-- WHAT TO DO --
Check every line of the entries for "Leaders", and copy the lines that hold it.

-- Stored entries --
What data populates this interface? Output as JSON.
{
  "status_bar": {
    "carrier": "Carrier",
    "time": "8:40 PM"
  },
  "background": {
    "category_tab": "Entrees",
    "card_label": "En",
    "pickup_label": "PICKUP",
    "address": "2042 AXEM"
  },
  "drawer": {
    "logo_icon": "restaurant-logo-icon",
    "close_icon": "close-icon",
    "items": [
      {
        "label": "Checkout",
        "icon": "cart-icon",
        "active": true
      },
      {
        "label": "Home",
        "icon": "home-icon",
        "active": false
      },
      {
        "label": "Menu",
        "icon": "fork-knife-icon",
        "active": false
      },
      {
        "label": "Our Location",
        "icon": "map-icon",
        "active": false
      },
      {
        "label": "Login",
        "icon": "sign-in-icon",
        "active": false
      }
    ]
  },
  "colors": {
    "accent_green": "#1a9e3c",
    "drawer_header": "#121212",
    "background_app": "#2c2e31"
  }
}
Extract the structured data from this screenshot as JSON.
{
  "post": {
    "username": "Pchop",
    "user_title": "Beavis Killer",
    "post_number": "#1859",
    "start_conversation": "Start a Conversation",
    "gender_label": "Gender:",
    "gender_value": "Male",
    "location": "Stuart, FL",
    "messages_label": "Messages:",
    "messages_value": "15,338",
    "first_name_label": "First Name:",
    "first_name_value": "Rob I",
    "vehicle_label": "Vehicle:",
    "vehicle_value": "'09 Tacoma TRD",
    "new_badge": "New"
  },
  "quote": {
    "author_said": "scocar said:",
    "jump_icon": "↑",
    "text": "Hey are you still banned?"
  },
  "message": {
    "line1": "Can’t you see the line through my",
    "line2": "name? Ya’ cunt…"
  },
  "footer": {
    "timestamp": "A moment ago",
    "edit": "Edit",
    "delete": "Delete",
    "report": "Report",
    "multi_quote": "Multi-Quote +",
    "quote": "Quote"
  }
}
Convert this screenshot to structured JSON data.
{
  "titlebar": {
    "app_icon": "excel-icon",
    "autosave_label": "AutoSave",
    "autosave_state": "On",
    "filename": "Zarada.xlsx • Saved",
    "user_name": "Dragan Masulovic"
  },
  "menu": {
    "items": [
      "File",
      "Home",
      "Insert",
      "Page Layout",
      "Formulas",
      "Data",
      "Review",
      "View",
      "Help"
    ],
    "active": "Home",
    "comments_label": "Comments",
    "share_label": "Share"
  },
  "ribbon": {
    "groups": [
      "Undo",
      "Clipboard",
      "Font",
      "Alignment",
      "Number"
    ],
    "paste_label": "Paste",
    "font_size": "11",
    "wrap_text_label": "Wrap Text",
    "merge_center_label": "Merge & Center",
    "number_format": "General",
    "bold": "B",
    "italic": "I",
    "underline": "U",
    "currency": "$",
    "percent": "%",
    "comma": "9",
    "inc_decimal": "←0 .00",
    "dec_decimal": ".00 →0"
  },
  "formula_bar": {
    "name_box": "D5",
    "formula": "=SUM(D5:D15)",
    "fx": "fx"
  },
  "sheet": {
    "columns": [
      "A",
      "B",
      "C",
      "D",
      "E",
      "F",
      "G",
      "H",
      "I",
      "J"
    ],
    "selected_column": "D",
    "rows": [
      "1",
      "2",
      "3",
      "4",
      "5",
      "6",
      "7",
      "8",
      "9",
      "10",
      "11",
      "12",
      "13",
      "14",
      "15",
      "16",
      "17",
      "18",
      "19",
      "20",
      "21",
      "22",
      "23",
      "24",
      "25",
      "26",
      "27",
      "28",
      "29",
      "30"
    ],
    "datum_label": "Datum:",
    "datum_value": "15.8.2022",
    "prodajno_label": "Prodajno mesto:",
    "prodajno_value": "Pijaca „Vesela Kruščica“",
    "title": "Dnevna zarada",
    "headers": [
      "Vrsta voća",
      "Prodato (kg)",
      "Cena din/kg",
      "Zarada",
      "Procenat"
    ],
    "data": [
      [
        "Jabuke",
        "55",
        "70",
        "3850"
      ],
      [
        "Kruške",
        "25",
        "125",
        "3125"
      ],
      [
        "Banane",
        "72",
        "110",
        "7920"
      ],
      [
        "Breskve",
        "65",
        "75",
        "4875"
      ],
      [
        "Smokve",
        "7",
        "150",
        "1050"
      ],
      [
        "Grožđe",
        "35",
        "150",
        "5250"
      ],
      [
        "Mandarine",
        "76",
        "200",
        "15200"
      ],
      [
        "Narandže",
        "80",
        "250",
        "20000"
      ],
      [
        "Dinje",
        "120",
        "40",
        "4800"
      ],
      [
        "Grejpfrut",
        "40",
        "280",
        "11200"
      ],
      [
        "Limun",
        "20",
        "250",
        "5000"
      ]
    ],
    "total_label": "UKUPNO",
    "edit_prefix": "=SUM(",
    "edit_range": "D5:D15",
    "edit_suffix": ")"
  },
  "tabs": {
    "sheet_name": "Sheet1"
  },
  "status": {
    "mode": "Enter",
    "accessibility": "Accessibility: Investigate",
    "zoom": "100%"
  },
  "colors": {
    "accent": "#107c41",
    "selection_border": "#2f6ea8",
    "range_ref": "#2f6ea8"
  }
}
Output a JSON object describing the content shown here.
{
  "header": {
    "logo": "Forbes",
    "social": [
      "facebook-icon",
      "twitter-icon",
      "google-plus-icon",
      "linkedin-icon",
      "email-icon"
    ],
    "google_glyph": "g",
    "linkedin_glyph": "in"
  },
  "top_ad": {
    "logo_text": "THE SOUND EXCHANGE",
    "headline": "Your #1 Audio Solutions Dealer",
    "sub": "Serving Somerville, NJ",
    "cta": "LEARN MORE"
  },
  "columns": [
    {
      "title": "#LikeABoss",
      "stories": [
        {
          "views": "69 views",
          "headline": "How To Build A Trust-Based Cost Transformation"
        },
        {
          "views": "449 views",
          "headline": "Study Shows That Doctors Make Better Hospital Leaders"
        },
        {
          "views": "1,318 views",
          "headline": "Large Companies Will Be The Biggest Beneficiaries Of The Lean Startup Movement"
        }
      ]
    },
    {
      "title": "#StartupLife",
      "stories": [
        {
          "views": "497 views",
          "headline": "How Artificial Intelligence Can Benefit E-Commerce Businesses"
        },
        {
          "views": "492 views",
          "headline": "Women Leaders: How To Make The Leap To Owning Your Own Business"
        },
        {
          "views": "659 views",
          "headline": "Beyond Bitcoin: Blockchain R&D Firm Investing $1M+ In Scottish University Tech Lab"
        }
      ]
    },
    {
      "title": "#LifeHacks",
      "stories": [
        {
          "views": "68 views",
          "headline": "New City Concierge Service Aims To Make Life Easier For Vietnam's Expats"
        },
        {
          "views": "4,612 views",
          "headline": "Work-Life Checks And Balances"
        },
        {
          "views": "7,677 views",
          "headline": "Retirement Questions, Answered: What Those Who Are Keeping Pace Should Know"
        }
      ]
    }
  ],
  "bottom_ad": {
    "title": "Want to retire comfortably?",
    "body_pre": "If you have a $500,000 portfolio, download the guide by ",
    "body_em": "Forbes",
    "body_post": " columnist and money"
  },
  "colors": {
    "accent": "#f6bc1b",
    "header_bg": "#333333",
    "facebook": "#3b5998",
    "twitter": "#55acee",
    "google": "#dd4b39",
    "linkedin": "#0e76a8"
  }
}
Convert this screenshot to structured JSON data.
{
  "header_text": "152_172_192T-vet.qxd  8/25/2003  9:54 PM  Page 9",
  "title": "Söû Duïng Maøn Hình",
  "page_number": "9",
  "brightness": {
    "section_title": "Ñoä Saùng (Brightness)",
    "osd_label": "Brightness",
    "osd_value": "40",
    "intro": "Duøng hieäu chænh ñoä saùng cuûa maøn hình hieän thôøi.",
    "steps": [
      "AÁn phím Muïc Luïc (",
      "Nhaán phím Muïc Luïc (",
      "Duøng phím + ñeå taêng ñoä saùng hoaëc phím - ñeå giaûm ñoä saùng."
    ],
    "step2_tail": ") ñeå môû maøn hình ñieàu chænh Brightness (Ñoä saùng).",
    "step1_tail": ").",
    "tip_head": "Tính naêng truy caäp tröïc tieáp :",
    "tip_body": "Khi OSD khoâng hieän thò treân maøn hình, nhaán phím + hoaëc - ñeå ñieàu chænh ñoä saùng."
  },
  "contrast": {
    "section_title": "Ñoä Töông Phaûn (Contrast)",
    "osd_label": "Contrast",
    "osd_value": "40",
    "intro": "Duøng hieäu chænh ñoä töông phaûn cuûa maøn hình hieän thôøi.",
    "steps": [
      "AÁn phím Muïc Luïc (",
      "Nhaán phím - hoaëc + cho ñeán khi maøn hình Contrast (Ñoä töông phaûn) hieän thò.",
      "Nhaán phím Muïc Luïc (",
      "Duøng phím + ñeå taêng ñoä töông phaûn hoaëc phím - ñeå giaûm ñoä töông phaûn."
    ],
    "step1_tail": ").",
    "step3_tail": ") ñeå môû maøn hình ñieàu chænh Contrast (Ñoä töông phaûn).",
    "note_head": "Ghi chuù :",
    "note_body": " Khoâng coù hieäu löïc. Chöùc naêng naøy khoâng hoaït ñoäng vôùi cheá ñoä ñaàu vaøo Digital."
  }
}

-- FINAL ANSWER --
          "headline": "Study Shows That Doctors Make Better Hospital Leaders"
          "headline": "Women Leaders: How To Make The Leap To Owning Your Own Business"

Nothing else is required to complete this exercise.